*Written tasks:*
[A] In the quail hunting thread, how many shots did richard rouleau fire to get five quail?
[B] Please recast the paragraph of the quail hunting thread that begins "I dont want to know where this hotspot is" as a short bulleted list, keeping its main facts.
[C] Carry the quail hunting thread on from its last line.

*Excerpt:*
## start

# 5 min. limit



## richard rouleau (Apr 12, 2008)

well i shot 5 quail in 5 min. today fired 7 times and had my quail i hate this limit they should rise the limit on quail to 10 here in utah [attachment=0:33euucnx]007.JPG[/attachment:33euucnx]


----------



## 90redryder (Oct 10, 2011)

I dont want to know where this hotspot is, but if you could tell me whats the best terrain for finding quail that would be awesome. I see them all over the neighborhood but whenever im up in the hills i dont see any. Do they prefer the lowlands that are flat or the steep mountain terrain? If you couldnt tell already, quail is one bird i've never hunted.


----------



## richard rouleau (Apr 12, 2008)

i shot these in southern utah out in the desert


----------



## iluvchukars (Oct 21, 2009)

## end

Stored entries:
## start

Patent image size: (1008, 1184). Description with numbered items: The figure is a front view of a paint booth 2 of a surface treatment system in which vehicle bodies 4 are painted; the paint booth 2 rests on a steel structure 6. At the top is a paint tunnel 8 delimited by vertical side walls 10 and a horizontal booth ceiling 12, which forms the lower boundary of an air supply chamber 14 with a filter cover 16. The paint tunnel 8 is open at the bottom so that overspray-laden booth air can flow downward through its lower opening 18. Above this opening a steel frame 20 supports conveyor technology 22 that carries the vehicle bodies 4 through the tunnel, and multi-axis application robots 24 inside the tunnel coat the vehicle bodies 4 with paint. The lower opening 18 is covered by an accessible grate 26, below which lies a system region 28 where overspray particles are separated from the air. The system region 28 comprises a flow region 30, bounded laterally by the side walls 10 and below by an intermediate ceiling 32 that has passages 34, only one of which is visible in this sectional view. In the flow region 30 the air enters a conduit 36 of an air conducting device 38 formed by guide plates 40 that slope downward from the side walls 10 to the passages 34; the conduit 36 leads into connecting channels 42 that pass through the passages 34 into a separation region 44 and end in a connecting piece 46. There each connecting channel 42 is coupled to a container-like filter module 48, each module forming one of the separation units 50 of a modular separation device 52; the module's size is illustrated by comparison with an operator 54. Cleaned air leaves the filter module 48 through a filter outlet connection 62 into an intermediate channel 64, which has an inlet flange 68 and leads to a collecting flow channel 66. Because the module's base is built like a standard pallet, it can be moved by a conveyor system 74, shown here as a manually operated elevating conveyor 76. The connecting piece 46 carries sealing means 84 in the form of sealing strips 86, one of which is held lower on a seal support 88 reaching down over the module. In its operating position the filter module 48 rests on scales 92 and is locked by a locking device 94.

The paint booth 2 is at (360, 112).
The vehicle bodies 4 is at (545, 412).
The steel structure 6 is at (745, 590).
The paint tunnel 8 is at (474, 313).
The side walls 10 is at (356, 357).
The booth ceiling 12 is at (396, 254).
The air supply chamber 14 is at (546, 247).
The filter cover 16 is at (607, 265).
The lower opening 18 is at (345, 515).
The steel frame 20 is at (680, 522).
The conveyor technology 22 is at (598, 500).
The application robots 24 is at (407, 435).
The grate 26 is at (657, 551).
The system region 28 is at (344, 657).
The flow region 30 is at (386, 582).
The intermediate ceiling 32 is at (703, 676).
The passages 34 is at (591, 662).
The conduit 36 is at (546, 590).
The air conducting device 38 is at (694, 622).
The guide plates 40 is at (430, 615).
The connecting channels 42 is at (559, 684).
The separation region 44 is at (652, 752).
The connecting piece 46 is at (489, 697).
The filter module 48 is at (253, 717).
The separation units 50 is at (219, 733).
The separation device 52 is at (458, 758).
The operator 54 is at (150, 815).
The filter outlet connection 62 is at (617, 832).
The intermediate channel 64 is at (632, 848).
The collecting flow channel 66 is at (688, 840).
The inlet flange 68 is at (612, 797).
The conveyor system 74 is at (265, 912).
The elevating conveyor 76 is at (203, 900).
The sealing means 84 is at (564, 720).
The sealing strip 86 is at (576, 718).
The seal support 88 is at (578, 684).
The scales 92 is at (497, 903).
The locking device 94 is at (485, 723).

## end

*The replies:*
[A] Seven.

[B]
- Doesn't want the hotspot's location, only the best terrain for finding quail
- Sees quail all over the neighborhood but none up in the hills
- Asks whether quail prefer flat lowlands or steep mountain terrain
- Has never hunted quail

[C]
Well done. Been quite some time since i have gotten into quail. Too much private land or houses up here.


----------



## Theekillerbee (Jan 8, 2009)

Congrats on a nice bag. That's some good shootin' and some good eatin' right there.


----------



## tigerpincer (Dec 5, 2009)

Sweet day indeed. Gotta love those Quail. I am looking forward to a trip here in December to get after them thar Gambels assumeably down in yer neck of the woods.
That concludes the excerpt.